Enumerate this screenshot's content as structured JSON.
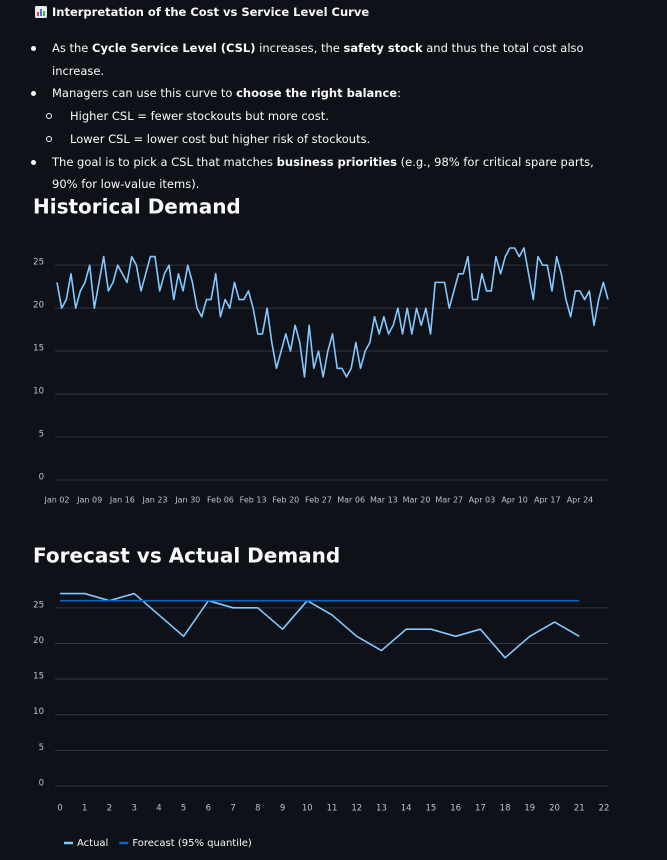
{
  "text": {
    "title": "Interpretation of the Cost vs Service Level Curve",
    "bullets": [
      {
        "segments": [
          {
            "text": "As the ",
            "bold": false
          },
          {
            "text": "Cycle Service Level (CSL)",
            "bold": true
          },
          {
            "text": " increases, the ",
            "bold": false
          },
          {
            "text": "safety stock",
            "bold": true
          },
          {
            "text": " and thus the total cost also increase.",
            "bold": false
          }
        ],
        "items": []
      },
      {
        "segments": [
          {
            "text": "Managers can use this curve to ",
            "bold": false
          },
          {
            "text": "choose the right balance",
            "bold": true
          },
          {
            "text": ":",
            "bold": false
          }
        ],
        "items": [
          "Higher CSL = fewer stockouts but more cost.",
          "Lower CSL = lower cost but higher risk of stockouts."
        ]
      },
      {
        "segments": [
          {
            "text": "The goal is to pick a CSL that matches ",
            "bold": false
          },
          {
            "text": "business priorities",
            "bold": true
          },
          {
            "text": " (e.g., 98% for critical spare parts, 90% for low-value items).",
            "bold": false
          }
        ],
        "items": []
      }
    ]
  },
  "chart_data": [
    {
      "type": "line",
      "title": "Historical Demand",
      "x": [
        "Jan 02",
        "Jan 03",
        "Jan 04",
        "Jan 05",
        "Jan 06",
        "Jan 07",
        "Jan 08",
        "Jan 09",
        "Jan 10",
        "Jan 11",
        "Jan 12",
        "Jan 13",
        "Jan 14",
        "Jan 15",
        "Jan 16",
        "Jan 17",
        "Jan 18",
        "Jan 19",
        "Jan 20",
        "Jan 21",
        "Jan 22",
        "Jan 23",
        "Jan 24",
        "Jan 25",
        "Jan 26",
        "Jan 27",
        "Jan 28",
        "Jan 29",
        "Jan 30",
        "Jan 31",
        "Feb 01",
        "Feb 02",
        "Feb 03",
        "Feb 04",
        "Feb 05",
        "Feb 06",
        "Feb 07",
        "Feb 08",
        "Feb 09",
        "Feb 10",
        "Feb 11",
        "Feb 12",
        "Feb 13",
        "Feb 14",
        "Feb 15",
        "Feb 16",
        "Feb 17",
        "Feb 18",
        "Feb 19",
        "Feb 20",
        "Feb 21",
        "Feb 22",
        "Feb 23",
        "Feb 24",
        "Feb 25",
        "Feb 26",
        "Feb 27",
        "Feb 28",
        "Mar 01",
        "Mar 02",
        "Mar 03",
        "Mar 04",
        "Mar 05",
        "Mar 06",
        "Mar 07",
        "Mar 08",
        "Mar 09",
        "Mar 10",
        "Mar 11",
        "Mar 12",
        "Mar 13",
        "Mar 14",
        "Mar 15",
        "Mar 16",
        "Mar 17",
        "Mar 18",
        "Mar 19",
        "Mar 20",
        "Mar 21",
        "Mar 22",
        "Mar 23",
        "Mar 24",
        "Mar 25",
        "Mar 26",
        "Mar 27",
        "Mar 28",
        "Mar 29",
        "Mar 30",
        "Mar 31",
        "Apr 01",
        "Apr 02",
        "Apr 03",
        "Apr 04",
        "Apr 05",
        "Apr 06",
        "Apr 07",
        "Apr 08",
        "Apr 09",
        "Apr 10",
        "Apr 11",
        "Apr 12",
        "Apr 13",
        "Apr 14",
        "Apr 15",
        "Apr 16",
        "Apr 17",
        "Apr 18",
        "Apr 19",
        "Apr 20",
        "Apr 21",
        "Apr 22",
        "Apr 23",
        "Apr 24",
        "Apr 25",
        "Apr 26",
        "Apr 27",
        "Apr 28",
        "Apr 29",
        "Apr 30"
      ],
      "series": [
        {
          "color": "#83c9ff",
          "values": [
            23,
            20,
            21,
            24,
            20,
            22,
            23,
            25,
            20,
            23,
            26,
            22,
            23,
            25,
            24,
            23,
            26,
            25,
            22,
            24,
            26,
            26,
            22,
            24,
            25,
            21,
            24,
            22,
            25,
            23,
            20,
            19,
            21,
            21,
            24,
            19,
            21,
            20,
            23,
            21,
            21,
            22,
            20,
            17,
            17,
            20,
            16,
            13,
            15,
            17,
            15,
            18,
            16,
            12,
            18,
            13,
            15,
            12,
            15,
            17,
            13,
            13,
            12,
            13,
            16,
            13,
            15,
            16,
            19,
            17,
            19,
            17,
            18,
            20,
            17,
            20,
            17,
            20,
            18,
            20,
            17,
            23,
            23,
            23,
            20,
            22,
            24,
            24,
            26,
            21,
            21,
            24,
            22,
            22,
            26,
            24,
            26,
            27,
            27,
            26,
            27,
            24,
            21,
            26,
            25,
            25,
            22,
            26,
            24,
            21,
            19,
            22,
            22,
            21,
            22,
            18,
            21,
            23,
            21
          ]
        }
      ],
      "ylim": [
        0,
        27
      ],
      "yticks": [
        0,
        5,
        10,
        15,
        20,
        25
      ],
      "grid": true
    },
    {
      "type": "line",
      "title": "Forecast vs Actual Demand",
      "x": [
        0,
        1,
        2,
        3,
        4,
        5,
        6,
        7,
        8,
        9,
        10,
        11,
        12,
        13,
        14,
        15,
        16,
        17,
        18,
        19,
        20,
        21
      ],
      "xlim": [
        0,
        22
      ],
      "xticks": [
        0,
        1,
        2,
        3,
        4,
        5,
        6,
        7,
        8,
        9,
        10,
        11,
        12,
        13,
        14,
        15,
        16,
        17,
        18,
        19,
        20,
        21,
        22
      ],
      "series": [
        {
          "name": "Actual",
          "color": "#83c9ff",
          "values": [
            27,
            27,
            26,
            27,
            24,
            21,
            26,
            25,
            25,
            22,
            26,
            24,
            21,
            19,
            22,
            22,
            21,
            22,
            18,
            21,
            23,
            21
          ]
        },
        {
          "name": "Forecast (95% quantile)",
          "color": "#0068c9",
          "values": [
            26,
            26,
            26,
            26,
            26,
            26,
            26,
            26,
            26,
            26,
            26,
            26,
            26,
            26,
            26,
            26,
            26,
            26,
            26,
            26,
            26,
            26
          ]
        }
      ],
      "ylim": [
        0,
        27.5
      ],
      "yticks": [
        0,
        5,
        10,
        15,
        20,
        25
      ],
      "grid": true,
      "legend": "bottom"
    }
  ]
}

• **What needs to be done**: Note every line above where the string "this" shows up, and copy those lines.

• **Solved exercise**:
Enumerate this screenshot's content as structured JSON.
            "text": "Managers can use this curve to ",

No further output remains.